(Dataset records)
◇ ◇ ◇ ◇

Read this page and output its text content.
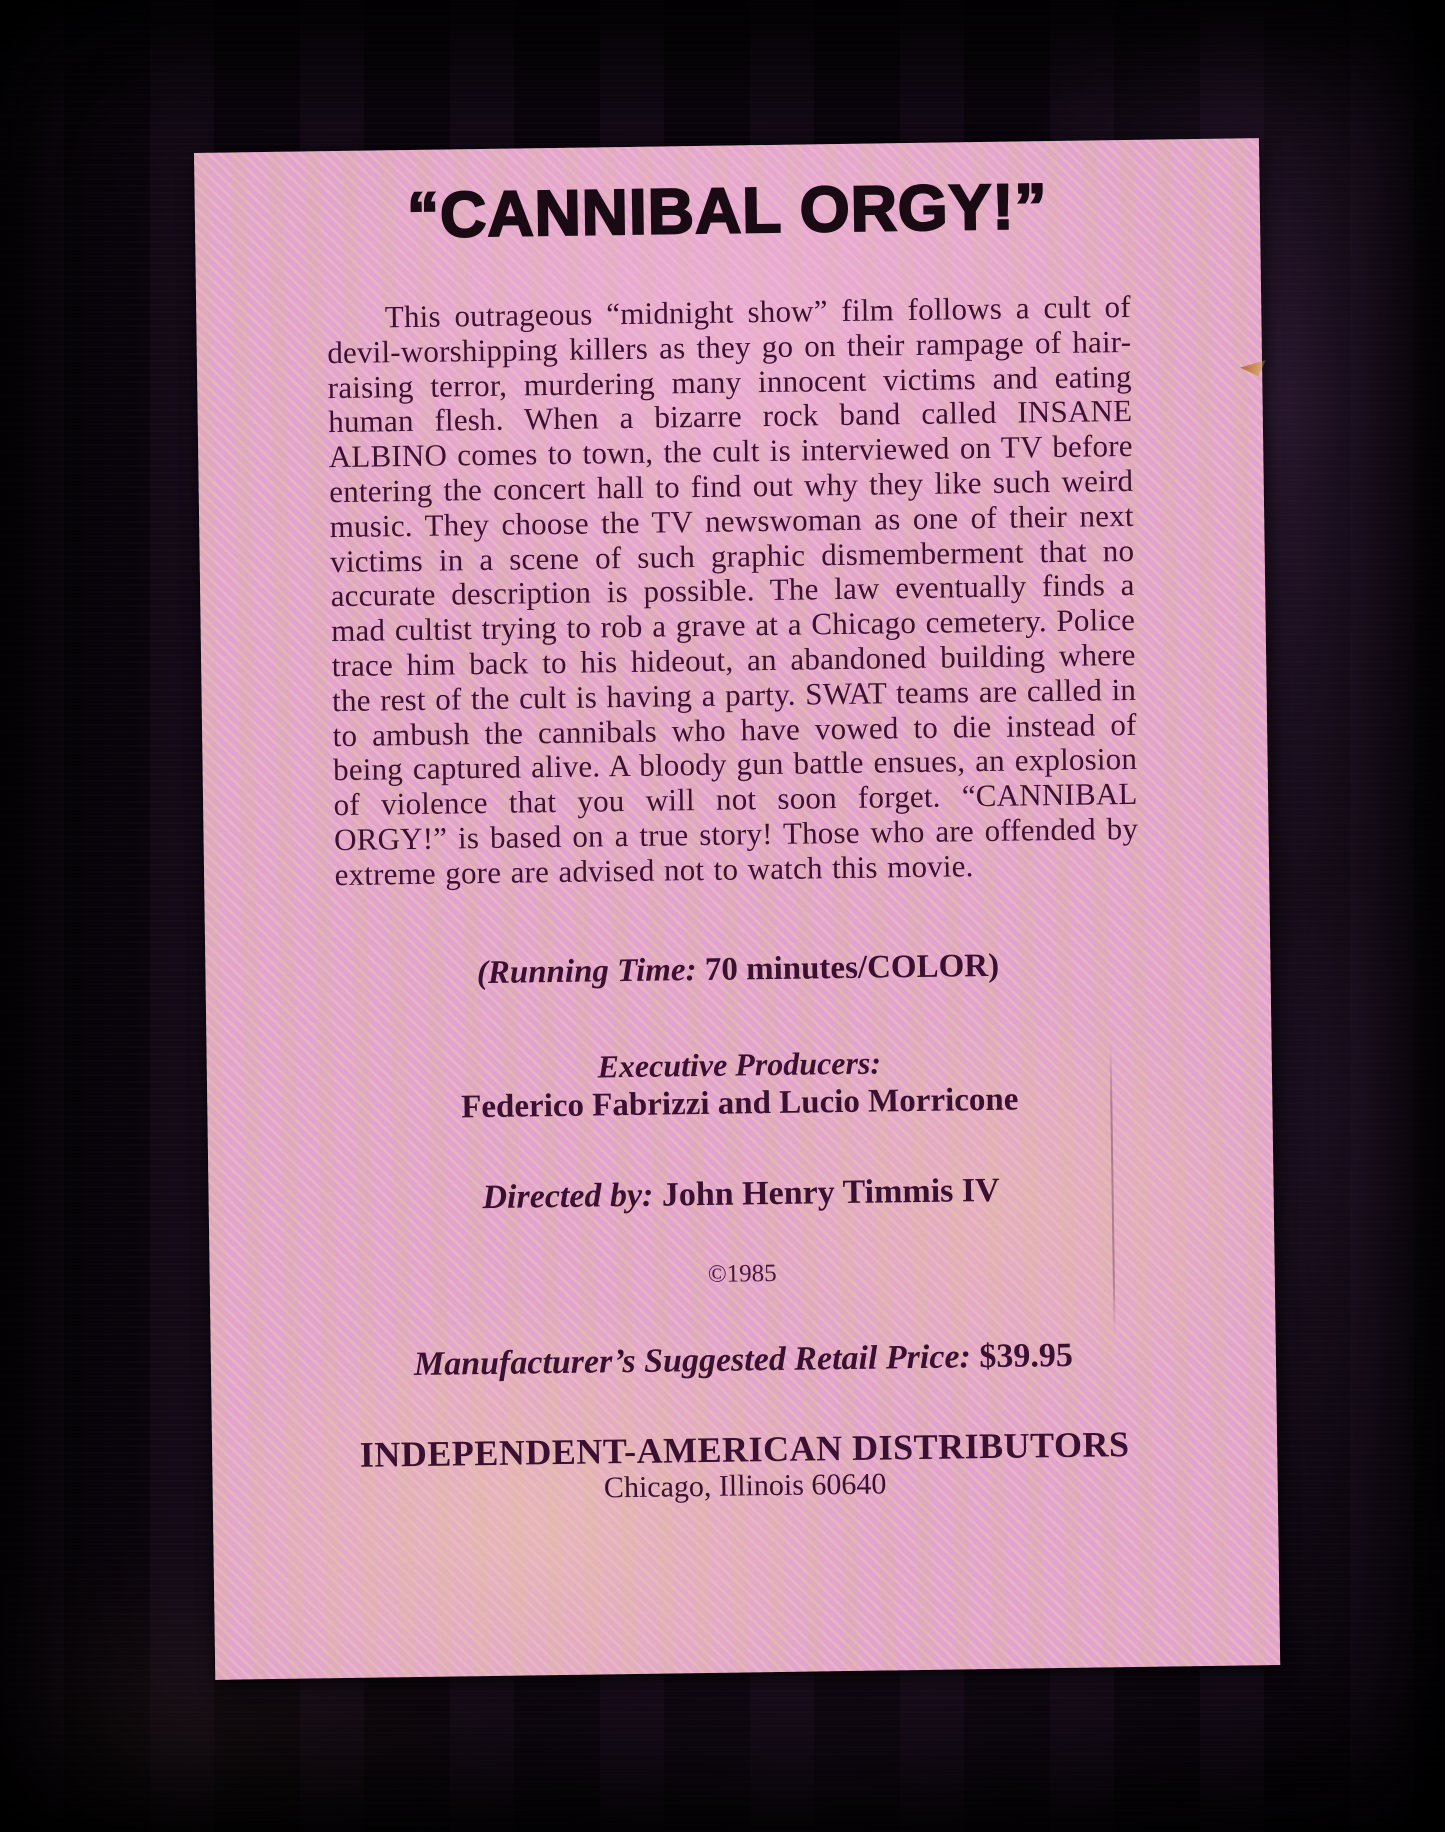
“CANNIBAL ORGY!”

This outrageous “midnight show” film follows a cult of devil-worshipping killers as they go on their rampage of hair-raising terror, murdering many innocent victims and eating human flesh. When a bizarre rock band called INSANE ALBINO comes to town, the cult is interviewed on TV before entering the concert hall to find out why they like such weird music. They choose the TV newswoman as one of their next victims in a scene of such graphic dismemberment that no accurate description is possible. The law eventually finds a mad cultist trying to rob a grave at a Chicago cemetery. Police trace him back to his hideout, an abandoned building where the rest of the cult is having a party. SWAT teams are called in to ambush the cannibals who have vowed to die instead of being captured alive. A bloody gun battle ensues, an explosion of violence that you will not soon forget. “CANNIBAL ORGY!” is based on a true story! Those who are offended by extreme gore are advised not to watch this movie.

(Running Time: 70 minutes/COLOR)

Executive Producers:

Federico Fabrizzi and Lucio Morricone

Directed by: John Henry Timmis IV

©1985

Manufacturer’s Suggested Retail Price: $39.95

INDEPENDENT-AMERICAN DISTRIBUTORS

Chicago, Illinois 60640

◇ ◇ ◇ ◇

▸ Set task: Tally every line of the listing that holds the string "this", then give the number by itself.

▸ Exercise solution: 2